* [Dataset rows]:

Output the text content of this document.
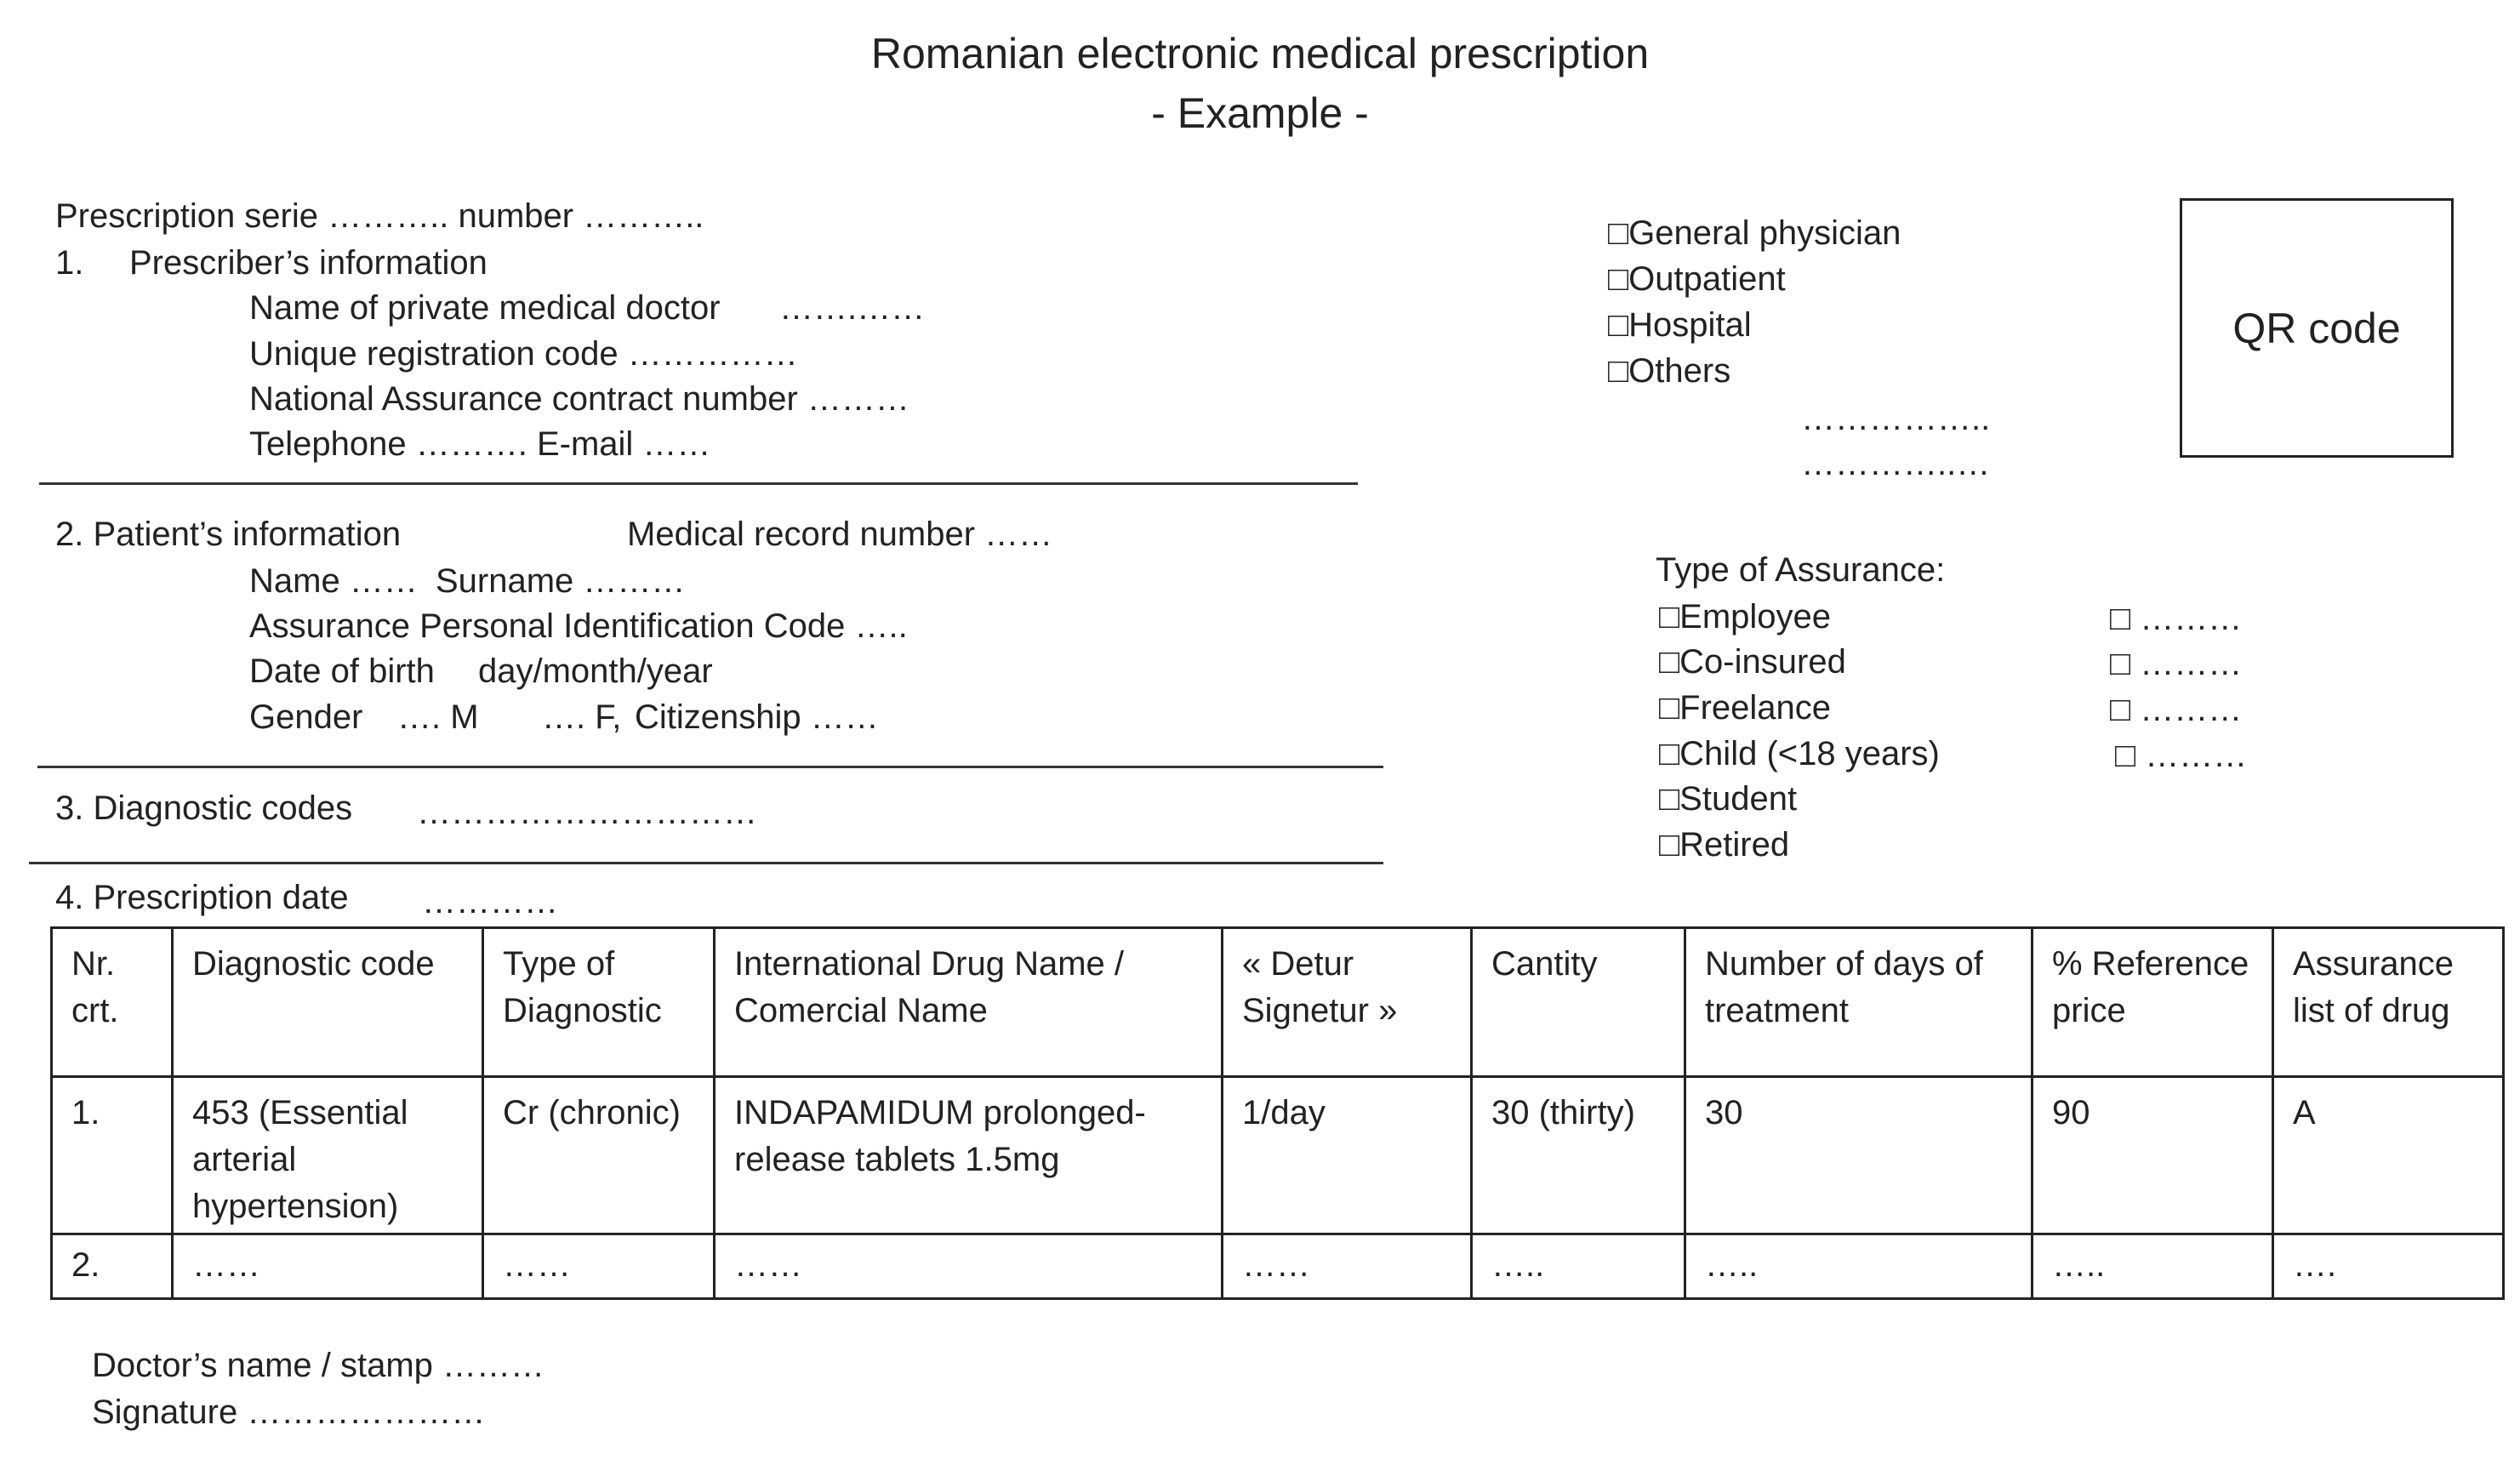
Romanian electronic medical prescription
- Example -
Prescription serie ……….. number ………..
1. Prescriber’s information
Name of private medical doctor …….……
Unique registration code ……………
National Assurance contract number ………
Telephone ………. E-mail ……
□General physician
□Outpatient
□Hospital
□Others
……………..
…………..…
QR code
2. Patient’s information	Medical record number ……
Name …… Surname ………
Assurance Personal Identification Code …..
Date of birth day/month/year
Gender …. M …. F, Citizenship ……
Type of Assurance:
□Employee
□Co-insured
□Freelance
□Child (<18 years)
□Student
□Retired
□ ………
□ ………
□ ………
□ ………
3. Diagnostic codes …………………………
4. Prescription date …………
Nr. crt.	Diagnostic code	Type of Diagnostic	International Drug Name / Comercial Name	« Detur Signetur »	Cantity	Number of days of treatment	% Reference price	Assurance list of drug
1.	453 (Essential arterial hypertension)	Cr (chronic)	INDAPAMIDUM prolonged-release tablets 1.5mg	1/day	30 (thirty)	30	90	A
2.	……	……	……	……	…..	…..	…..	….
Doctor’s name / stamp ………
Signature …………………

* [Short exercise]: Pick out the lines above that hold the string "Diagnostic" and show them.

* [Output of the task]:
3. Diagnostic codes …………………………
Nr. crt.	Diagnostic code	Type of Diagnostic	International Drug Name / Comercial Name	« Detur Signetur »	Cantity	Number of days of treatment	% Reference price	Assurance list of drug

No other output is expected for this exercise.